▼

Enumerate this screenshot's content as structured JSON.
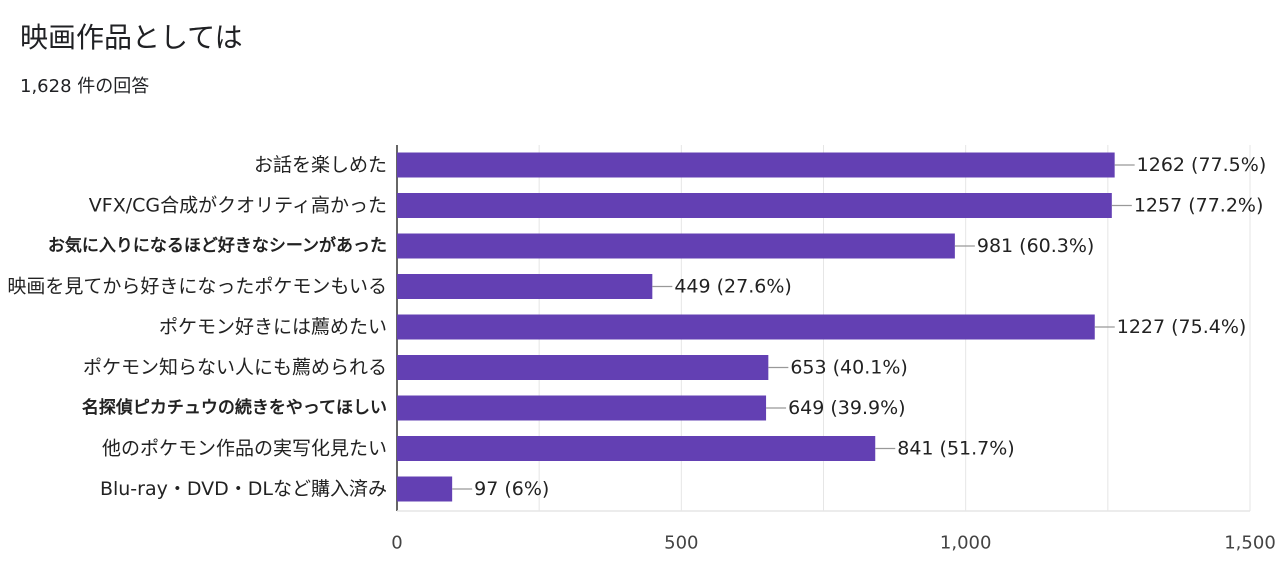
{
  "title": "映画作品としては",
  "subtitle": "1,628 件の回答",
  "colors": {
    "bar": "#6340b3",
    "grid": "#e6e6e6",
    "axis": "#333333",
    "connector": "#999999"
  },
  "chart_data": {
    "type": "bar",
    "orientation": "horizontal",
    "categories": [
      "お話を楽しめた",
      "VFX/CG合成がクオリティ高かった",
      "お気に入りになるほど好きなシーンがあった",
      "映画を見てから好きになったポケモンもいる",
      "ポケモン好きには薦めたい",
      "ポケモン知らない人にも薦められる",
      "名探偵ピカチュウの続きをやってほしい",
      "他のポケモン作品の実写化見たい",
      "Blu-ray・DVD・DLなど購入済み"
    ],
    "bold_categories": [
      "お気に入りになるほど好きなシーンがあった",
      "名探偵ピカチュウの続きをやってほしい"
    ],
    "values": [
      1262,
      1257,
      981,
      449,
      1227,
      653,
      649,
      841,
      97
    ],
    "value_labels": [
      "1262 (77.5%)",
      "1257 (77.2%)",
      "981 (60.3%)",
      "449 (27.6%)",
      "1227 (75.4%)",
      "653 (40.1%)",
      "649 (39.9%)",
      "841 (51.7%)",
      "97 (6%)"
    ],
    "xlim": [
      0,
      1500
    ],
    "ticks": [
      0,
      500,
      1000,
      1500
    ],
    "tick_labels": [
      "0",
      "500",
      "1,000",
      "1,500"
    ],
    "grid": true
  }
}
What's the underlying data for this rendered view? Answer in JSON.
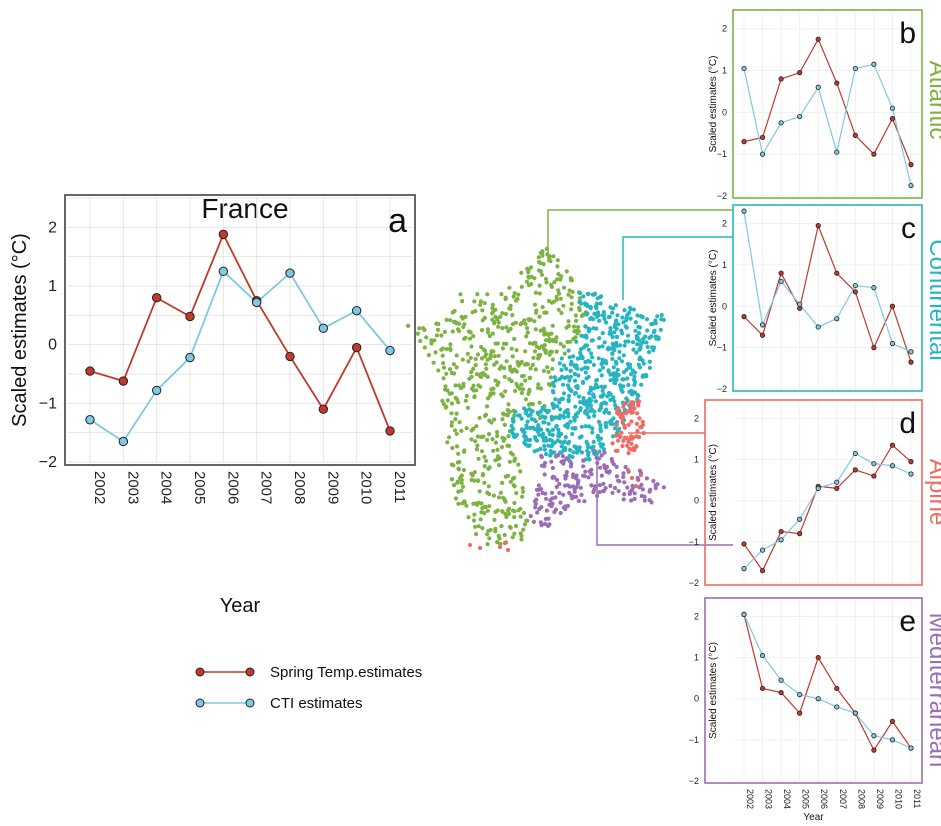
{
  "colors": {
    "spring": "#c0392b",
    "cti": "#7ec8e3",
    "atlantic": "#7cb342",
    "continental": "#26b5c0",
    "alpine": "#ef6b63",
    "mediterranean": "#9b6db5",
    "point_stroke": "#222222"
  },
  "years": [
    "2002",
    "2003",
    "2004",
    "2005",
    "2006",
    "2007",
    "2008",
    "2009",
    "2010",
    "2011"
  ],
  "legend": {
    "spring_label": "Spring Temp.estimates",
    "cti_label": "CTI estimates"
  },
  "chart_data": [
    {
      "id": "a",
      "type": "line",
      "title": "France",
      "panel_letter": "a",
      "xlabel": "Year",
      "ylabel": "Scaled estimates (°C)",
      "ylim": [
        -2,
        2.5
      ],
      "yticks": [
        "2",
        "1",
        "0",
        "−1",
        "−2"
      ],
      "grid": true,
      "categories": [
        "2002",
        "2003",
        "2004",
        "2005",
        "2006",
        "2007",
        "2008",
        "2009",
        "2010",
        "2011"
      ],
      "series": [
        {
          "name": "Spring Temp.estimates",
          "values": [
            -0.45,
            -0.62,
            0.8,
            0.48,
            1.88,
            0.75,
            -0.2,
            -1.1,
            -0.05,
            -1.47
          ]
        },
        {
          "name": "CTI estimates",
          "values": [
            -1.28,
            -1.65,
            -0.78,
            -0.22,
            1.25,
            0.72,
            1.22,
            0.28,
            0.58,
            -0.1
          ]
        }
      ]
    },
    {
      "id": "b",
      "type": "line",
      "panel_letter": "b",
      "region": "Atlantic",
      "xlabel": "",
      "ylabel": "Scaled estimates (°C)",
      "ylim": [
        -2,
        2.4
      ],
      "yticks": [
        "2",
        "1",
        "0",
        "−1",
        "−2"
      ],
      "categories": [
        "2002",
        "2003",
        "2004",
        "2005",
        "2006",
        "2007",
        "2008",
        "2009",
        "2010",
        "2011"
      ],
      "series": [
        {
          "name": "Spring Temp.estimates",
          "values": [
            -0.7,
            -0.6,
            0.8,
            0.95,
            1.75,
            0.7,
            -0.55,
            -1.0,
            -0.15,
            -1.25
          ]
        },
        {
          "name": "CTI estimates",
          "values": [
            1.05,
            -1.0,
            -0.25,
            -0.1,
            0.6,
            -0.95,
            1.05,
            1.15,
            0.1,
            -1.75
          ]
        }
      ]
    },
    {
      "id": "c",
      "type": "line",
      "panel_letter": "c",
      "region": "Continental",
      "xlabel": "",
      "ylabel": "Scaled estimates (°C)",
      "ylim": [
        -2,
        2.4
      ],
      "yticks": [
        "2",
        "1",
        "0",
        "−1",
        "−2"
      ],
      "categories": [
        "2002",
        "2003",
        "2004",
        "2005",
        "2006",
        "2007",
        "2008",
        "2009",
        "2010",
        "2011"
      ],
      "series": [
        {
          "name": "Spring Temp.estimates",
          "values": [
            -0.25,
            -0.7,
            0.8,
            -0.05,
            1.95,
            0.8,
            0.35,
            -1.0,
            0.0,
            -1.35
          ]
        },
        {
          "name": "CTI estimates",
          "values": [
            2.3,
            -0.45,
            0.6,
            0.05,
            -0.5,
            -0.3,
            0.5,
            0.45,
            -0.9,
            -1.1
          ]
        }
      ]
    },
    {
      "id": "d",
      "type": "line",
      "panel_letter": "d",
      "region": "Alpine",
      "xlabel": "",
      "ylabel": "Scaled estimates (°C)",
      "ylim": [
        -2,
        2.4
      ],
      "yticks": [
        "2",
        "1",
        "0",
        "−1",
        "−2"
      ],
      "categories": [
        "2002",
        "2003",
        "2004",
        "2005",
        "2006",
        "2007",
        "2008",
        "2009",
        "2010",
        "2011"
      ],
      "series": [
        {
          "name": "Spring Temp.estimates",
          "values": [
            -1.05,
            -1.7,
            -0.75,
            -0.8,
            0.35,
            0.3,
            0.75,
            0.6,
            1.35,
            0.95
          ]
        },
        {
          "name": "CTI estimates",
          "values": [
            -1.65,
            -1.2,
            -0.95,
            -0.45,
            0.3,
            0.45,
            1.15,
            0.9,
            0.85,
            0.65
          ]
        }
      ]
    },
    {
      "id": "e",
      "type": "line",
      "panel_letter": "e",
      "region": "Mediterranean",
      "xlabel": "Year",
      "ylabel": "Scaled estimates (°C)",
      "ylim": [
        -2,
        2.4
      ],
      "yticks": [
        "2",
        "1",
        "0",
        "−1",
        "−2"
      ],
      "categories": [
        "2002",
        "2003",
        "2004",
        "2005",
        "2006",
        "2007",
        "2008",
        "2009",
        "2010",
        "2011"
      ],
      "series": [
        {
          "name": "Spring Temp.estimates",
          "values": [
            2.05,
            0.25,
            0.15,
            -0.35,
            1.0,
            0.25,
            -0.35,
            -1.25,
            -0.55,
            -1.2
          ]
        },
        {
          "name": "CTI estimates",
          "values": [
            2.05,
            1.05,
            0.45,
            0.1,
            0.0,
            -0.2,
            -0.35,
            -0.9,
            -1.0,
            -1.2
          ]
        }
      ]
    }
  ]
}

▲

WHAT IS REQUIRED: Copy the data character for character, but drop all pictures from the copy.

ANSWER TO THE PROBLEM:
Enumerate this screenshot's content as structured JSON.
{
  "title": "映画作品としては",
  "subtitle": "1,628 件の回答",
  "colors": {
    "bar": "#6340b3",
    "grid": "#e6e6e6",
    "axis": "#333333",
    "connector": "#999999"
  },
  "chart_data": {
    "type": "bar",
    "orientation": "horizontal",
    "categories": [
      "お話を楽しめた",
      "VFX/CG合成がクオリティ高かった",
      "お気に入りになるほど好きなシーンがあった",
      "映画を見てから好きになったポケモンもいる",
      "ポケモン好きには薦めたい",
      "ポケモン知らない人にも薦められる",
      "名探偵ピカチュウの続きをやってほしい",
      "他のポケモン作品の実写化見たい",
      "Blu-ray・DVD・DLなど購入済み"
    ],
    "bold_categories": [
      "お気に入りになるほど好きなシーンがあった",
      "名探偵ピカチュウの続きをやってほしい"
    ],
    "values": [
      1262,
      1257,
      981,
      449,
      1227,
      653,
      649,
      841,
      97
    ],
    "value_labels": [
      "1262 (77.5%)",
      "1257 (77.2%)",
      "981 (60.3%)",
      "449 (27.6%)",
      "1227 (75.4%)",
      "653 (40.1%)",
      "649 (39.9%)",
      "841 (51.7%)",
      "97 (6%)"
    ],
    "xlim": [
      0,
      1500
    ],
    "ticks": [
      0,
      500,
      1000,
      1500
    ],
    "tick_labels": [
      "0",
      "500",
      "1,000",
      "1,500"
    ],
    "grid": true
  }
}
What's the underlying data for this rendered view? Answer in JSON.
{
  "colors": {
    "spring": "#c0392b",
    "cti": "#7ec8e3",
    "atlantic": "#7cb342",
    "continental": "#26b5c0",
    "alpine": "#ef6b63",
    "mediterranean": "#9b6db5",
    "point_stroke": "#222222"
  },
  "years": [
    "2002",
    "2003",
    "2004",
    "2005",
    "2006",
    "2007",
    "2008",
    "2009",
    "2010",
    "2011"
  ],
  "legend": {
    "spring_label": "Spring Temp.estimates",
    "cti_label": "CTI estimates"
  },
  "chart_data": [
    {
      "id": "a",
      "type": "line",
      "title": "France",
      "panel_letter": "a",
      "xlabel": "Year",
      "ylabel": "Scaled estimates (°C)",
      "ylim": [
        -2,
        2.5
      ],
      "yticks": [
        "2",
        "1",
        "0",
        "−1",
        "−2"
      ],
      "grid": true,
      "categories": [
        "2002",
        "2003",
        "2004",
        "2005",
        "2006",
        "2007",
        "2008",
        "2009",
        "2010",
        "2011"
      ],
      "series": [
        {
          "name": "Spring Temp.estimates",
          "values": [
            -0.45,
            -0.62,
            0.8,
            0.48,
            1.88,
            0.75,
            -0.2,
            -1.1,
            -0.05,
            -1.47
          ]
        },
        {
          "name": "CTI estimates",
          "values": [
            -1.28,
            -1.65,
            -0.78,
            -0.22,
            1.25,
            0.72,
            1.22,
            0.28,
            0.58,
            -0.1
          ]
        }
      ]
    },
    {
      "id": "b",
      "type": "line",
      "panel_letter": "b",
      "region": "Atlantic",
      "xlabel": "",
      "ylabel": "Scaled estimates (°C)",
      "ylim": [
        -2,
        2.4
      ],
      "yticks": [
        "2",
        "1",
        "0",
        "−1",
        "−2"
      ],
      "categories": [
        "2002",
        "2003",
        "2004",
        "2005",
        "2006",
        "2007",
        "2008",
        "2009",
        "2010",
        "2011"
      ],
      "series": [
        {
          "name": "Spring Temp.estimates",
          "values": [
            -0.7,
            -0.6,
            0.8,
            0.95,
            1.75,
            0.7,
            -0.55,
            -1.0,
            -0.15,
            -1.25
          ]
        },
        {
          "name": "CTI estimates",
          "values": [
            1.05,
            -1.0,
            -0.25,
            -0.1,
            0.6,
            -0.95,
            1.05,
            1.15,
            0.1,
            -1.75
          ]
        }
      ]
    },
    {
      "id": "c",
      "type": "line",
      "panel_letter": "c",
      "region": "Continental",
      "xlabel": "",
      "ylabel": "Scaled estimates (°C)",
      "ylim": [
        -2,
        2.4
      ],
      "yticks": [
        "2",
        "1",
        "0",
        "−1",
        "−2"
      ],
      "categories": [
        "2002",
        "2003",
        "2004",
        "2005",
        "2006",
        "2007",
        "2008",
        "2009",
        "2010",
        "2011"
      ],
      "series": [
        {
          "name": "Spring Temp.estimates",
          "values": [
            -0.25,
            -0.7,
            0.8,
            -0.05,
            1.95,
            0.8,
            0.35,
            -1.0,
            0.0,
            -1.35
          ]
        },
        {
          "name": "CTI estimates",
          "values": [
            2.3,
            -0.45,
            0.6,
            0.05,
            -0.5,
            -0.3,
            0.5,
            0.45,
            -0.9,
            -1.1
          ]
        }
      ]
    },
    {
      "id": "d",
      "type": "line",
      "panel_letter": "d",
      "region": "Alpine",
      "xlabel": "",
      "ylabel": "Scaled estimates (°C)",
      "ylim": [
        -2,
        2.4
      ],
      "yticks": [
        "2",
        "1",
        "0",
        "−1",
        "−2"
      ],
      "categories": [
        "2002",
        "2003",
        "2004",
        "2005",
        "2006",
        "2007",
        "2008",
        "2009",
        "2010",
        "2011"
      ],
      "series": [
        {
          "name": "Spring Temp.estimates",
          "values": [
            -1.05,
            -1.7,
            -0.75,
            -0.8,
            0.35,
            0.3,
            0.75,
            0.6,
            1.35,
            0.95
          ]
        },
        {
          "name": "CTI estimates",
          "values": [
            -1.65,
            -1.2,
            -0.95,
            -0.45,
            0.3,
            0.45,
            1.15,
            0.9,
            0.85,
            0.65
          ]
        }
      ]
    },
    {
      "id": "e",
      "type": "line",
      "panel_letter": "e",
      "region": "Mediterranean",
      "xlabel": "Year",
      "ylabel": "Scaled estimates (°C)",
      "ylim": [
        -2,
        2.4
      ],
      "yticks": [
        "2",
        "1",
        "0",
        "−1",
        "−2"
      ],
      "categories": [
        "2002",
        "2003",
        "2004",
        "2005",
        "2006",
        "2007",
        "2008",
        "2009",
        "2010",
        "2011"
      ],
      "series": [
        {
          "name": "Spring Temp.estimates",
          "values": [
            2.05,
            0.25,
            0.15,
            -0.35,
            1.0,
            0.25,
            -0.35,
            -1.25,
            -0.55,
            -1.2
          ]
        },
        {
          "name": "CTI estimates",
          "values": [
            2.05,
            1.05,
            0.45,
            0.1,
            0.0,
            -0.2,
            -0.35,
            -0.9,
            -1.0,
            -1.2
          ]
        }
      ]
    }
  ]
}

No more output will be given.